#### EXERCISE GOAL
From the entries that follow, copy each line in which "minimize" appears.

#### DATASET RECORDS
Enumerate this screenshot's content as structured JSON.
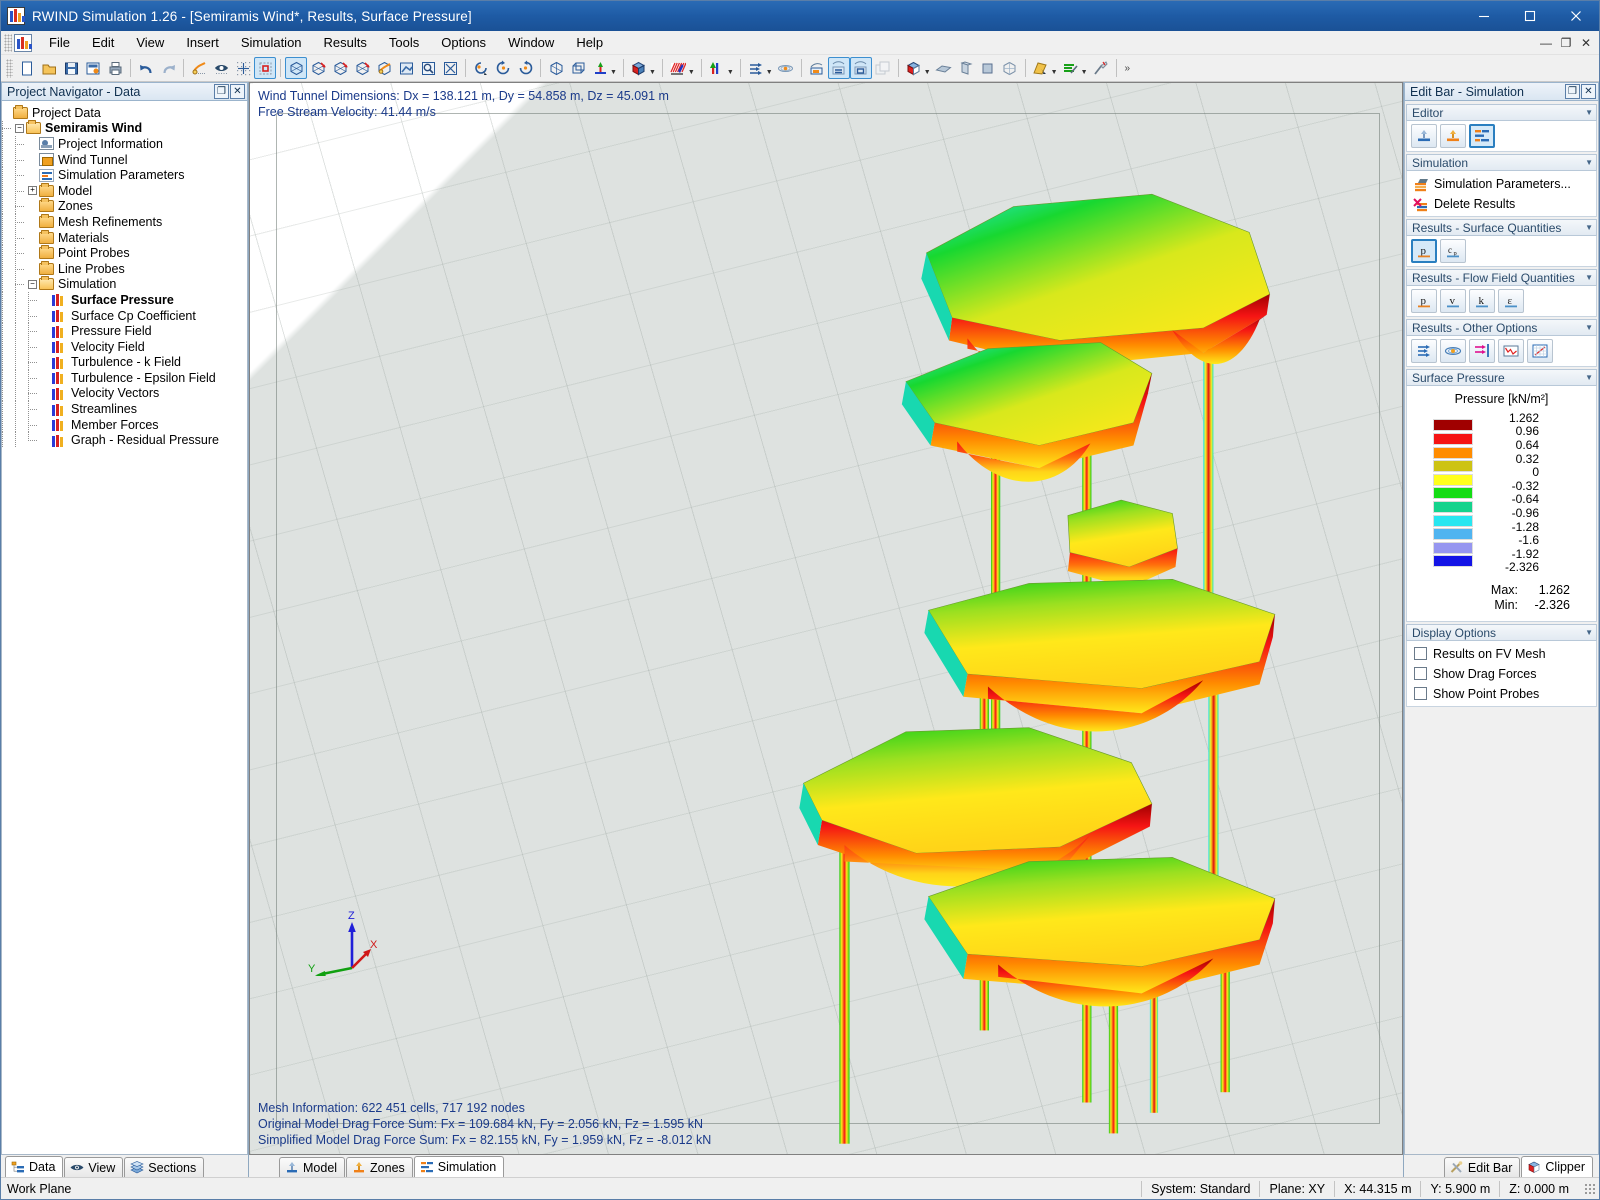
{
  "window": {
    "title": "RWIND Simulation 1.26 - [Semiramis Wind*, Results, Surface Pressure]",
    "app_icon": "rwind-app-icon",
    "minimize": "minimize-button",
    "maximize": "maximize-button",
    "close": "close-button"
  },
  "menubar": {
    "items": [
      "File",
      "Edit",
      "View",
      "Insert",
      "Simulation",
      "Results",
      "Tools",
      "Options",
      "Window",
      "Help"
    ],
    "mdi": {
      "minimize": "—",
      "restore": "❐",
      "close": "✕"
    }
  },
  "toolbar": {
    "groups": [
      {
        "buttons": [
          {
            "name": "new-icon",
            "state": "normal"
          },
          {
            "name": "open-folder-icon",
            "state": "normal"
          },
          {
            "name": "save-icon",
            "state": "normal"
          },
          {
            "name": "save-as-icon",
            "state": "normal"
          },
          {
            "name": "print-icon",
            "state": "normal"
          }
        ]
      },
      {
        "buttons": [
          {
            "name": "undo-icon",
            "state": "normal"
          },
          {
            "name": "redo-icon",
            "state": "disabled"
          }
        ]
      },
      {
        "buttons": [
          {
            "name": "render-selection-icon",
            "state": "normal"
          },
          {
            "name": "visibility-eye-icon",
            "state": "normal"
          },
          {
            "name": "snap-grid-icon",
            "state": "normal"
          },
          {
            "name": "selection-window-icon",
            "state": "active"
          }
        ]
      },
      {
        "buttons": [
          {
            "name": "view-iso-icon",
            "state": "active"
          },
          {
            "name": "view-x-icon",
            "state": "normal"
          },
          {
            "name": "view-y-icon",
            "state": "normal"
          },
          {
            "name": "view-z-icon",
            "state": "normal"
          },
          {
            "name": "render-mode-icon",
            "state": "normal"
          },
          {
            "name": "zoom-window-icon",
            "state": "normal"
          },
          {
            "name": "zoom-lens-icon",
            "state": "normal"
          },
          {
            "name": "zoom-all-icon",
            "state": "normal"
          }
        ]
      },
      {
        "buttons": [
          {
            "name": "rotate-pick-icon",
            "state": "normal"
          },
          {
            "name": "rotate-ccw-icon",
            "state": "normal"
          },
          {
            "name": "rotate-cw-icon",
            "state": "normal"
          }
        ]
      },
      {
        "buttons": [
          {
            "name": "wireframe-icon",
            "state": "normal"
          },
          {
            "name": "perspective-icon",
            "state": "normal"
          },
          {
            "name": "axis-color-icon",
            "state": "normal",
            "dropdown": true
          }
        ]
      },
      {
        "buttons": [
          {
            "name": "solid-cube-icon",
            "state": "normal",
            "dropdown": true
          }
        ]
      },
      {
        "buttons": [
          {
            "name": "hatch-style-icon",
            "state": "normal",
            "dropdown": true
          }
        ]
      },
      {
        "buttons": [
          {
            "name": "colors-icon",
            "state": "normal",
            "dropdown": true
          }
        ]
      },
      {
        "buttons": [
          {
            "name": "flow-arrows-icon",
            "state": "normal",
            "dropdown": true
          },
          {
            "name": "streamline-icon",
            "state": "normal"
          }
        ]
      },
      {
        "buttons": [
          {
            "name": "result-box-icon",
            "state": "normal"
          },
          {
            "name": "result-surface-icon",
            "state": "active"
          },
          {
            "name": "result-section-icon",
            "state": "active"
          },
          {
            "name": "result-copy-icon",
            "state": "disabled"
          }
        ]
      },
      {
        "buttons": [
          {
            "name": "clipper-cube-icon",
            "state": "normal",
            "dropdown": true
          },
          {
            "name": "plane-icon",
            "state": "normal"
          },
          {
            "name": "slab-icon",
            "state": "normal"
          },
          {
            "name": "fill-icon",
            "state": "normal"
          },
          {
            "name": "mesh-box-icon",
            "state": "normal"
          }
        ]
      },
      {
        "buttons": [
          {
            "name": "measure-pick-icon",
            "state": "normal",
            "dropdown": true
          },
          {
            "name": "settings-tools-icon",
            "state": "normal",
            "dropdown": true
          },
          {
            "name": "cleanup-icon",
            "state": "normal"
          }
        ]
      }
    ],
    "overflow_label": "»"
  },
  "navigator": {
    "caption": "Project Navigator - Data",
    "pin": "❐",
    "close": "✕",
    "tree": [
      {
        "label": "Project Data",
        "depth": 0,
        "icon": "folder",
        "bold": false,
        "expander": ""
      },
      {
        "label": "Semiramis Wind",
        "depth": 1,
        "icon": "folder-open",
        "bold": true,
        "expander": "minus"
      },
      {
        "label": "Project Information",
        "depth": 2,
        "icon": "doc",
        "bold": false,
        "expander": ""
      },
      {
        "label": "Wind Tunnel",
        "depth": 2,
        "icon": "cube",
        "bold": false,
        "expander": ""
      },
      {
        "label": "Simulation Parameters",
        "depth": 2,
        "icon": "bars",
        "bold": false,
        "expander": ""
      },
      {
        "label": "Model",
        "depth": 2,
        "icon": "folder",
        "bold": false,
        "expander": "plus"
      },
      {
        "label": "Zones",
        "depth": 2,
        "icon": "folder",
        "bold": false,
        "expander": ""
      },
      {
        "label": "Mesh Refinements",
        "depth": 2,
        "icon": "folder",
        "bold": false,
        "expander": ""
      },
      {
        "label": "Materials",
        "depth": 2,
        "icon": "folder",
        "bold": false,
        "expander": ""
      },
      {
        "label": "Point Probes",
        "depth": 2,
        "icon": "folder",
        "bold": false,
        "expander": ""
      },
      {
        "label": "Line Probes",
        "depth": 2,
        "icon": "folder",
        "bold": false,
        "expander": ""
      },
      {
        "label": "Simulation",
        "depth": 2,
        "icon": "folder-open",
        "bold": false,
        "expander": "minus"
      },
      {
        "label": "Surface Pressure",
        "depth": 3,
        "icon": "res",
        "bold": true,
        "expander": ""
      },
      {
        "label": "Surface Cp Coefficient",
        "depth": 3,
        "icon": "res",
        "bold": false,
        "expander": ""
      },
      {
        "label": "Pressure Field",
        "depth": 3,
        "icon": "res",
        "bold": false,
        "expander": ""
      },
      {
        "label": "Velocity Field",
        "depth": 3,
        "icon": "res",
        "bold": false,
        "expander": ""
      },
      {
        "label": "Turbulence - k Field",
        "depth": 3,
        "icon": "res",
        "bold": false,
        "expander": ""
      },
      {
        "label": "Turbulence - Epsilon Field",
        "depth": 3,
        "icon": "res",
        "bold": false,
        "expander": ""
      },
      {
        "label": "Velocity Vectors",
        "depth": 3,
        "icon": "res",
        "bold": false,
        "expander": ""
      },
      {
        "label": "Streamlines",
        "depth": 3,
        "icon": "res",
        "bold": false,
        "expander": ""
      },
      {
        "label": "Member Forces",
        "depth": 3,
        "icon": "res",
        "bold": false,
        "expander": ""
      },
      {
        "label": "Graph - Residual Pressure",
        "depth": 3,
        "icon": "res",
        "bold": false,
        "expander": ""
      }
    ]
  },
  "left_tabs": [
    {
      "label": "Data",
      "icon": "data-tree-icon",
      "selected": true
    },
    {
      "label": "View",
      "icon": "eye-icon",
      "selected": false
    },
    {
      "label": "Sections",
      "icon": "layers-icon",
      "selected": false
    }
  ],
  "viewport": {
    "overlay_top": [
      "Wind Tunnel Dimensions: Dx = 138.121 m, Dy = 54.858 m, Dz = 45.091 m",
      "Free Stream Velocity: 41.44 m/s"
    ],
    "overlay_bottom": [
      "Mesh Information: 622 451 cells, 717 192 nodes",
      "Original Model Drag Force Sum: Fx = 109.684 kN, Fy = 2.056 kN, Fz = 1.595 kN",
      "Simplified Model Drag Force Sum: Fx = 82.155 kN, Fy = 1.959 kN, Fz = -8.012 kN"
    ],
    "axis": {
      "x": "X",
      "y": "Y",
      "z": "Z",
      "x_color": "#d01818",
      "y_color": "#10a010",
      "z_color": "#2020d8"
    },
    "overlay_color": "#1a3a8a"
  },
  "bottom_tabs": [
    {
      "label": "Model",
      "icon": "model-icon",
      "selected": false
    },
    {
      "label": "Zones",
      "icon": "zones-icon",
      "selected": false
    },
    {
      "label": "Simulation",
      "icon": "simulation-icon",
      "selected": true
    }
  ],
  "editbar": {
    "caption": "Edit Bar - Simulation",
    "pin": "❐",
    "close": "✕",
    "groups": [
      {
        "title": "Editor",
        "kind": "buttons",
        "buttons": [
          {
            "name": "model-editor-icon",
            "selected": false
          },
          {
            "name": "zones-editor-icon",
            "selected": false
          },
          {
            "name": "simulation-editor-icon",
            "selected": true
          }
        ]
      },
      {
        "title": "Simulation",
        "kind": "commands",
        "commands": [
          {
            "label": "Simulation Parameters...",
            "icon": "sim-parameters-icon"
          },
          {
            "label": "Delete Results",
            "icon": "delete-results-icon"
          }
        ]
      },
      {
        "title": "Results - Surface Quantities",
        "kind": "buttons",
        "buttons": [
          {
            "name": "surface-pressure-p-icon",
            "glyph": "p",
            "selected": true
          },
          {
            "name": "surface-cp-icon",
            "glyph": "cp",
            "selected": false
          }
        ]
      },
      {
        "title": "Results - Flow Field Quantities",
        "kind": "buttons",
        "buttons": [
          {
            "name": "flow-pressure-p-icon",
            "glyph": "p",
            "selected": false
          },
          {
            "name": "flow-velocity-v-icon",
            "glyph": "v",
            "selected": false
          },
          {
            "name": "flow-turbulence-k-icon",
            "glyph": "k",
            "selected": false
          },
          {
            "name": "flow-turbulence-epsilon-icon",
            "glyph": "ε",
            "selected": false
          }
        ]
      },
      {
        "title": "Results - Other Options",
        "kind": "buttons",
        "buttons": [
          {
            "name": "velocity-vectors-icon",
            "selected": false
          },
          {
            "name": "streamlines-icon",
            "selected": false
          },
          {
            "name": "member-forces-icon",
            "selected": false
          },
          {
            "name": "residual-graph-icon",
            "selected": false
          },
          {
            "name": "diagram-icon",
            "selected": false
          }
        ]
      }
    ],
    "legend": {
      "title": "Surface Pressure",
      "header": "Pressure [kN/m²]",
      "max_label": "Max:",
      "min_label": "Min:",
      "max_value": "1.262",
      "min_value": "-2.326"
    },
    "display_options": {
      "title": "Display Options",
      "items": [
        {
          "label": "Results on FV Mesh",
          "checked": false
        },
        {
          "label": "Show Drag Forces",
          "checked": false
        },
        {
          "label": "Show Point Probes",
          "checked": false
        }
      ]
    }
  },
  "right_tabs": [
    {
      "label": "Edit Bar",
      "icon": "tools-icon",
      "selected": false
    },
    {
      "label": "Clipper",
      "icon": "clipper-icon",
      "selected": true
    }
  ],
  "statusbar": {
    "left": "Work Plane",
    "cells": [
      "System: Standard",
      "Plane: XY",
      "X:  44.315 m",
      "Y:  5.900 m",
      "Z:  0.000 m"
    ]
  },
  "chart_data": {
    "type": "heatmap",
    "title": "Surface Pressure",
    "unit": "kN/m²",
    "legend_header": "Pressure [kN/m²]",
    "values": [
      1.262,
      0.96,
      0.64,
      0.32,
      0.0,
      -0.32,
      -0.64,
      -0.96,
      -1.28,
      -1.6,
      -1.92,
      -2.326
    ],
    "colors": [
      "#a00000",
      "#f51414",
      "#ff8c00",
      "#cdc314",
      "#ffff1e",
      "#14dc14",
      "#14d38c",
      "#28e6f0",
      "#50b4f0",
      "#9696f0",
      "#1414e6"
    ],
    "max": 1.262,
    "min": -2.326,
    "mesh_cells": 622451,
    "mesh_nodes": 717192,
    "wind_tunnel": {
      "Dx": 138.121,
      "Dy": 54.858,
      "Dz": 45.091,
      "unit": "m"
    },
    "free_stream_velocity": 41.44,
    "free_stream_velocity_unit": "m/s",
    "original_model_drag": {
      "Fx": 109.684,
      "Fy": 2.056,
      "Fz": 1.595,
      "unit": "kN"
    },
    "simplified_model_drag": {
      "Fx": 82.155,
      "Fy": 1.959,
      "Fz": -8.012,
      "unit": "kN"
    }
  }
}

#### ANSWER FOR THE TASK
    "minimize": "minimize-button",
      "minimize": "—",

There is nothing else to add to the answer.